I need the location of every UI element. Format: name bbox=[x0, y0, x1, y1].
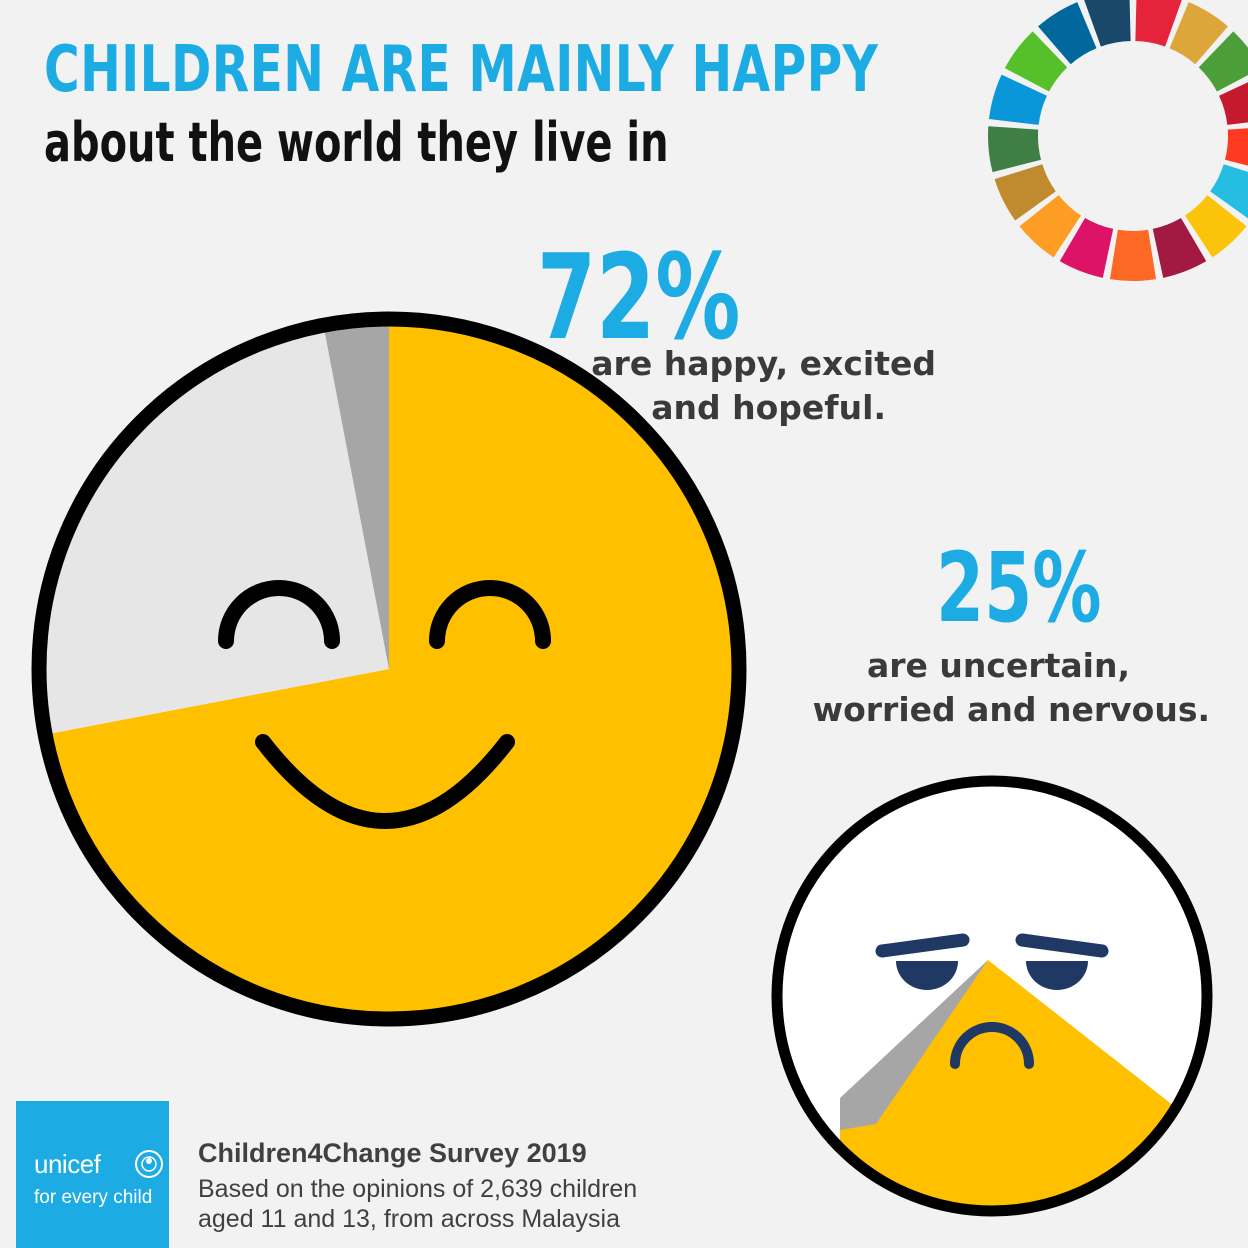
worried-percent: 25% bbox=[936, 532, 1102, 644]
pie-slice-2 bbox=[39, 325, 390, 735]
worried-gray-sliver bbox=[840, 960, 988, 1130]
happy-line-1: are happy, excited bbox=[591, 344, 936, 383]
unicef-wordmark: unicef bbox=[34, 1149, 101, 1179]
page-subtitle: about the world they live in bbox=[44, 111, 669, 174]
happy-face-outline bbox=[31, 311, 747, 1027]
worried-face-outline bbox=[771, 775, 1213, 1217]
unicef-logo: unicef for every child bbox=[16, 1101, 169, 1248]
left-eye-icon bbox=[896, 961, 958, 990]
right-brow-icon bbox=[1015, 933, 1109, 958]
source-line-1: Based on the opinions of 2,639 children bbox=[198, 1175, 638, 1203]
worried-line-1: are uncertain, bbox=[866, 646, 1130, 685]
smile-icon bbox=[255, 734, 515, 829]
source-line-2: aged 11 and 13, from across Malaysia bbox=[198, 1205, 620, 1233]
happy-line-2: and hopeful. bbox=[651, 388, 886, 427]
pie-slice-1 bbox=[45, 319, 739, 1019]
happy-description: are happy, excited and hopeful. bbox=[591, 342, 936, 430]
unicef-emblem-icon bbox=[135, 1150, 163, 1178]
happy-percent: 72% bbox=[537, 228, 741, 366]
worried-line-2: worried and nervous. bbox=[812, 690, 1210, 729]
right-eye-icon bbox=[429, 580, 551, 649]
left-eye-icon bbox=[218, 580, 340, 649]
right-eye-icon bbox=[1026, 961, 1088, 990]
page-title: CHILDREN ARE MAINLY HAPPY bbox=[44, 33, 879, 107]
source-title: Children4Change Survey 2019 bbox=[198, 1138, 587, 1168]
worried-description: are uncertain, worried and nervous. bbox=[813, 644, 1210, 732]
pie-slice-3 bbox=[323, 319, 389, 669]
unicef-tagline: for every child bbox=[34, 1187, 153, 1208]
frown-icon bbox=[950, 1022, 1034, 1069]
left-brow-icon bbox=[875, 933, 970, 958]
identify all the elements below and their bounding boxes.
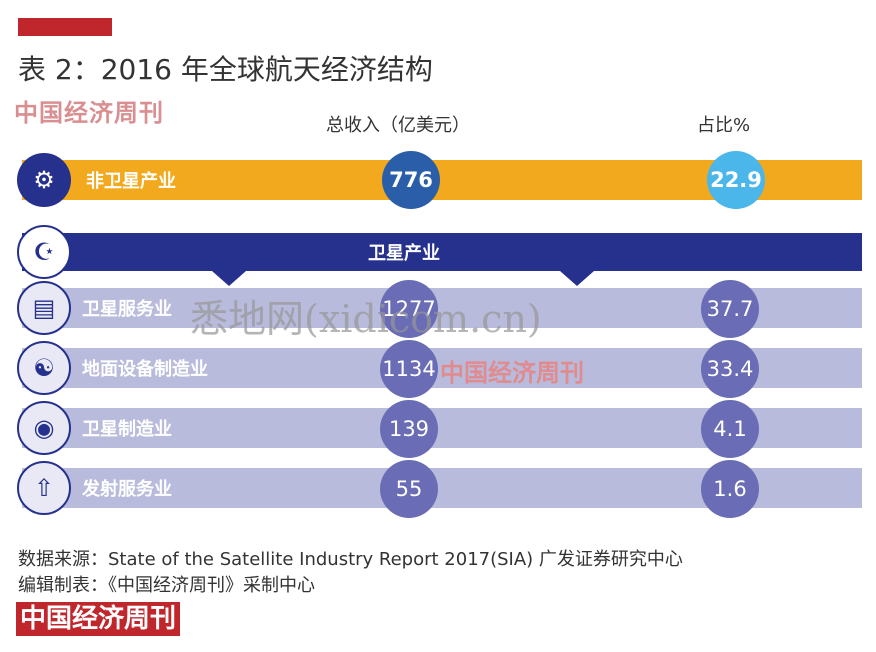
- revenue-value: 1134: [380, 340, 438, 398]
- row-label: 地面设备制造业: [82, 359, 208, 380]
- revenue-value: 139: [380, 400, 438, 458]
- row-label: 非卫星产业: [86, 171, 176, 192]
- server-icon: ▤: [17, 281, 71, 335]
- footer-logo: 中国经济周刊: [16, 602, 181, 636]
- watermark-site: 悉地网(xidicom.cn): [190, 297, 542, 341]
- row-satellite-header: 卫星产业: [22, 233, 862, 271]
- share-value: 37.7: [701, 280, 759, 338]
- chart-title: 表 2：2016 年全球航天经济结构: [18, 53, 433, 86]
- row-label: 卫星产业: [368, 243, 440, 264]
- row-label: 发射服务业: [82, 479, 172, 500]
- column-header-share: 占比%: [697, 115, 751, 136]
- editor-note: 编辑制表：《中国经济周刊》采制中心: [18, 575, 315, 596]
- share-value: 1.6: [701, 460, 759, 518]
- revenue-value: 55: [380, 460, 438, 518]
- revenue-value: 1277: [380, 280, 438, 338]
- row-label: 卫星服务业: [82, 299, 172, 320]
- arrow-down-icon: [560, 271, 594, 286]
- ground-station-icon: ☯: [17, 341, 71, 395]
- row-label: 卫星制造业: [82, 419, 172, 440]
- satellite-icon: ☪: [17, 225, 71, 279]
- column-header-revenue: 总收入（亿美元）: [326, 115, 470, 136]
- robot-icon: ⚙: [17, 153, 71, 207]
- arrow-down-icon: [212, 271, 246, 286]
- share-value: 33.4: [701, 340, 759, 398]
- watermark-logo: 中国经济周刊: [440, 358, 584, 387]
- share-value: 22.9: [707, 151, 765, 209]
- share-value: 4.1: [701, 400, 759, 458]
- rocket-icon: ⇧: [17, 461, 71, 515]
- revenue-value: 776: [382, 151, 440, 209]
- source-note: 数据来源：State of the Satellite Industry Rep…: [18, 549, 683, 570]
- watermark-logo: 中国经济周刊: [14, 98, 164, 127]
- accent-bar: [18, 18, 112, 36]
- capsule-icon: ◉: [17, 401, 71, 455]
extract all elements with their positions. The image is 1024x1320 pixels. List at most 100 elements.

-------------------------

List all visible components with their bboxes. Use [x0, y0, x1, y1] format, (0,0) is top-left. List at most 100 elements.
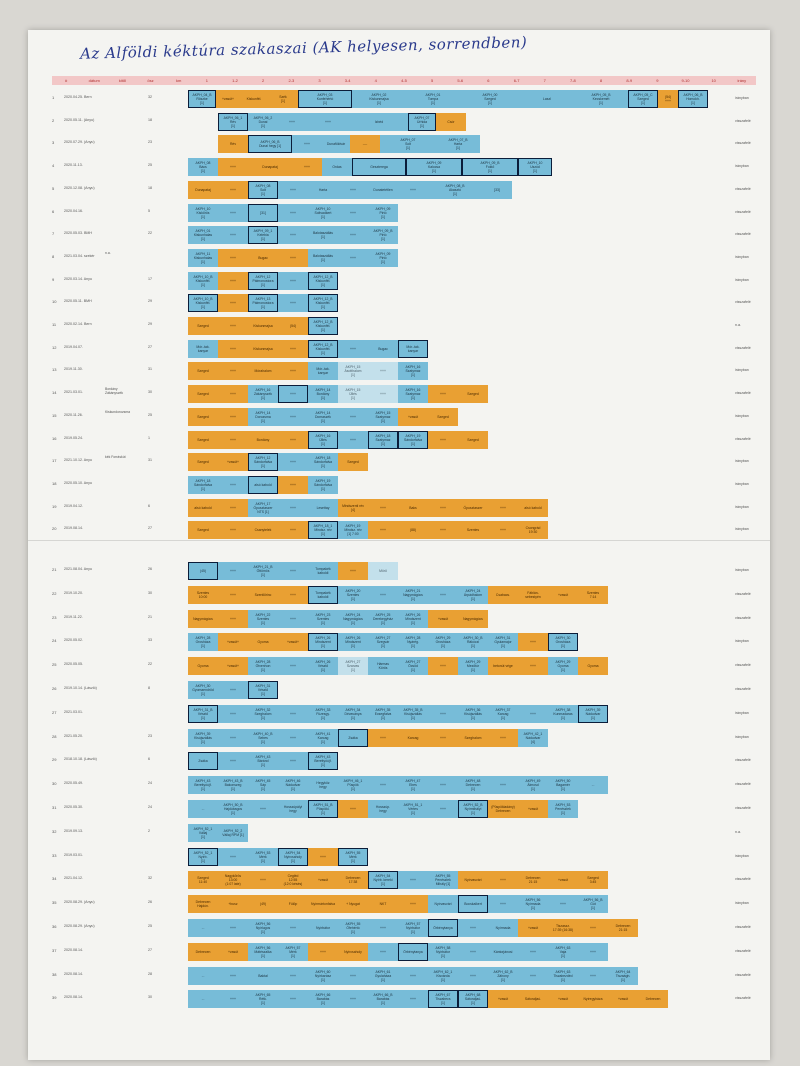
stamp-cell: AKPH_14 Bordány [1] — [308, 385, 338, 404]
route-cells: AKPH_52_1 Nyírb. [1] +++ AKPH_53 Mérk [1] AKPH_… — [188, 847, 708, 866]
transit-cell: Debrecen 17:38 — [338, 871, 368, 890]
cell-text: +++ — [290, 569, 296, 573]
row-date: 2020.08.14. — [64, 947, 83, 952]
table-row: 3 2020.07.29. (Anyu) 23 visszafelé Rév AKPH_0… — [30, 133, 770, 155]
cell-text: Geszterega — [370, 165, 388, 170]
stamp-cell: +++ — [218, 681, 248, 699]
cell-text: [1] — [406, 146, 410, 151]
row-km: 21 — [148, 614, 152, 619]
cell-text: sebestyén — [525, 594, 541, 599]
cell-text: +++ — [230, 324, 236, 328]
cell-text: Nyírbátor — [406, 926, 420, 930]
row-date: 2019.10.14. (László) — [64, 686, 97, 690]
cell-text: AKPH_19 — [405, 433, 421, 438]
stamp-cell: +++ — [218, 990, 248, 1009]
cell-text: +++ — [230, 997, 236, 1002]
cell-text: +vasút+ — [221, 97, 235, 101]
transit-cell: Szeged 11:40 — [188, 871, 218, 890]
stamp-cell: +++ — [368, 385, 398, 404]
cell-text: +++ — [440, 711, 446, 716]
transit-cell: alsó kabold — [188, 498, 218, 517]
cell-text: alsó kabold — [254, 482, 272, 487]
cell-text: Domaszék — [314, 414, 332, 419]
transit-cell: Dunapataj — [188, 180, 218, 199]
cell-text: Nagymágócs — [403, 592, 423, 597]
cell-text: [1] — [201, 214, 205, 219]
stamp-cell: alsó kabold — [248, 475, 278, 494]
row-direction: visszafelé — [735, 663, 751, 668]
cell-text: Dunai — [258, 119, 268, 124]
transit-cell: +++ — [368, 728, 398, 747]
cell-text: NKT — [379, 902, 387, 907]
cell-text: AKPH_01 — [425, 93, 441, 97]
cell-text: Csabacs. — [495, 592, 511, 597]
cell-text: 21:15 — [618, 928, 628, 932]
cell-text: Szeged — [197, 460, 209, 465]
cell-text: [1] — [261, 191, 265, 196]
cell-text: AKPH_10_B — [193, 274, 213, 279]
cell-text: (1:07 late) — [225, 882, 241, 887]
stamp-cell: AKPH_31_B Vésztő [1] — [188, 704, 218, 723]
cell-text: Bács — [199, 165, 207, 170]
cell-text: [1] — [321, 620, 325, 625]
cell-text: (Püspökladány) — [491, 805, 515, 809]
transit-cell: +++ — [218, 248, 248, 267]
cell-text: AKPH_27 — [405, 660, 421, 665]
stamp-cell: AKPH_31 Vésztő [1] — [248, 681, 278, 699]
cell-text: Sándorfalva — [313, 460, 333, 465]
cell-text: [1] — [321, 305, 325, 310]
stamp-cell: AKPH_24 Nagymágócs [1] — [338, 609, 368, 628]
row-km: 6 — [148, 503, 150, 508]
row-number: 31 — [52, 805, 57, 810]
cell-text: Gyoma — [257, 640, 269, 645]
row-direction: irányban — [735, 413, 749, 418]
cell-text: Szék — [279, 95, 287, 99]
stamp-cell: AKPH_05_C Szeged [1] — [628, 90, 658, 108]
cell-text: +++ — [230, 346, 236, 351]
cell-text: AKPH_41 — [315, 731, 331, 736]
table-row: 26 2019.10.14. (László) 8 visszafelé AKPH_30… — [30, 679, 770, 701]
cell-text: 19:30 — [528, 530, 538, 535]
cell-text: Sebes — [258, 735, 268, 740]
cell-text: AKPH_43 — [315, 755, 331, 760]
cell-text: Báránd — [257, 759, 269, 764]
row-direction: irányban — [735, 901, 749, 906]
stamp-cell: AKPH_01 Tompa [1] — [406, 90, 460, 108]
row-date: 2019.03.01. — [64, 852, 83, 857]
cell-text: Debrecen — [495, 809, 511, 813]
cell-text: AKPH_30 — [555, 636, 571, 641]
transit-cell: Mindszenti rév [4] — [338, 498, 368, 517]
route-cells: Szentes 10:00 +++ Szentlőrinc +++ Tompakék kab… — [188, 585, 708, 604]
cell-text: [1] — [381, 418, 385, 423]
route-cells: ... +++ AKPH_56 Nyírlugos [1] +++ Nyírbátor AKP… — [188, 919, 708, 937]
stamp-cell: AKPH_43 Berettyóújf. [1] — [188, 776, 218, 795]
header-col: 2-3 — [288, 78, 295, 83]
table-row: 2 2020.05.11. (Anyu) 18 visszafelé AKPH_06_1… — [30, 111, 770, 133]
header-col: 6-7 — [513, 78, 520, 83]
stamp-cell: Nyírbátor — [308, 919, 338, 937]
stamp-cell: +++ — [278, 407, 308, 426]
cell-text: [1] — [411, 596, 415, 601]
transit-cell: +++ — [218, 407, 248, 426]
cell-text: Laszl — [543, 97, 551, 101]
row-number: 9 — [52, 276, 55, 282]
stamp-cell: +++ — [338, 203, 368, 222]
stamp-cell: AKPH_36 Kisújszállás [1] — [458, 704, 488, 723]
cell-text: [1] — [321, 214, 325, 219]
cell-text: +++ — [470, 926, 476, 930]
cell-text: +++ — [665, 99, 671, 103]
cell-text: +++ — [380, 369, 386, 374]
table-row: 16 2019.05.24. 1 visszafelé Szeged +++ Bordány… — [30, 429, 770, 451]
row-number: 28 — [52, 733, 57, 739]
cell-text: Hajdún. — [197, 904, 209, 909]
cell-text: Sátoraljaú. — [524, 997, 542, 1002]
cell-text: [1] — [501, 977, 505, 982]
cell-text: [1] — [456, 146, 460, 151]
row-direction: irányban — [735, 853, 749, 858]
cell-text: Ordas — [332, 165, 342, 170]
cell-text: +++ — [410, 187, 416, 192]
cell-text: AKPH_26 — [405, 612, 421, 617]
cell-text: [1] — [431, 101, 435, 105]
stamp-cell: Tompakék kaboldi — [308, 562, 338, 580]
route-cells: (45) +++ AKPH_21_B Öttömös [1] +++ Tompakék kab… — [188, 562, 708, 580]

-------------------------

### [Consigne]
Reproduisez sans rien changer les lignes du matériel, depuis celle qui contient « - revenue-value: 1134: [380, 340, 438, 398] » jusqu'à celle qui contient « extract all elements », ces deux lignes comprises.

### [Réponse complète]
- revenue-value: 1134: [380, 340, 438, 398]
- row-label: 地面设备制造业: [82, 359, 208, 380]
- revenue-value: 139: [380, 400, 438, 458]
- row-label: 非卫星产业: [86, 171, 176, 192]
- server-icon: ▤: [17, 281, 71, 335]
- footer-logo: 中国经济周刊: [16, 602, 181, 636]
- watermark-site: 悉地网(xidicom.cn): [190, 297, 542, 341]
- row-satellite-header: 卫星产业: [22, 233, 862, 271]
- share-value: 37.7: [701, 280, 759, 338]
- chart-title: 表 2：2016 年全球航天经济结构: [18, 53, 433, 86]
- row-label: 卫星产业: [368, 243, 440, 264]
- row-label: 发射服务业: [82, 479, 172, 500]
- column-header-share: 占比%: [697, 115, 751, 136]
- editor-note: 编辑制表：《中国经济周刊》采制中心: [18, 575, 315, 596]
- share-value: 1.6: [701, 460, 759, 518]
- revenue-value: 55: [380, 460, 438, 518]
- revenue-value: 1277: [380, 280, 438, 338]
- row-label: 卫星服务业: [82, 299, 172, 320]
- arrow-down-icon: [560, 271, 594, 286]
- ground-station-icon: ☯: [17, 341, 71, 395]
- row-label: 卫星制造业: [82, 419, 172, 440]
- satellite-icon: ☪: [17, 225, 71, 279]
- column-header-revenue: 总收入（亿美元）: [326, 115, 470, 136]
- robot-icon: ⚙: [17, 153, 71, 207]
- arrow-down-icon: [212, 271, 246, 286]
- share-value: 33.4: [701, 340, 759, 398]
- watermark-logo: 中国经济周刊: [440, 358, 584, 387]
- share-value: 22.9: [707, 151, 765, 209]
- share-value: 4.1: [701, 400, 759, 458]
- rocket-icon: ⇧: [17, 461, 71, 515]
- revenue-value: 776: [382, 151, 440, 209]
- source-note: 数据来源：State of the Satellite Industry Rep…: [18, 549, 683, 570]
- watermark-logo: 中国经济周刊: [14, 98, 164, 127]
- accent-bar: [18, 18, 112, 36]
- capsule-icon: ◉: [17, 401, 71, 455]
extract all elements with their positions. The image is 1024x1320 pixels. List at most 100 elements.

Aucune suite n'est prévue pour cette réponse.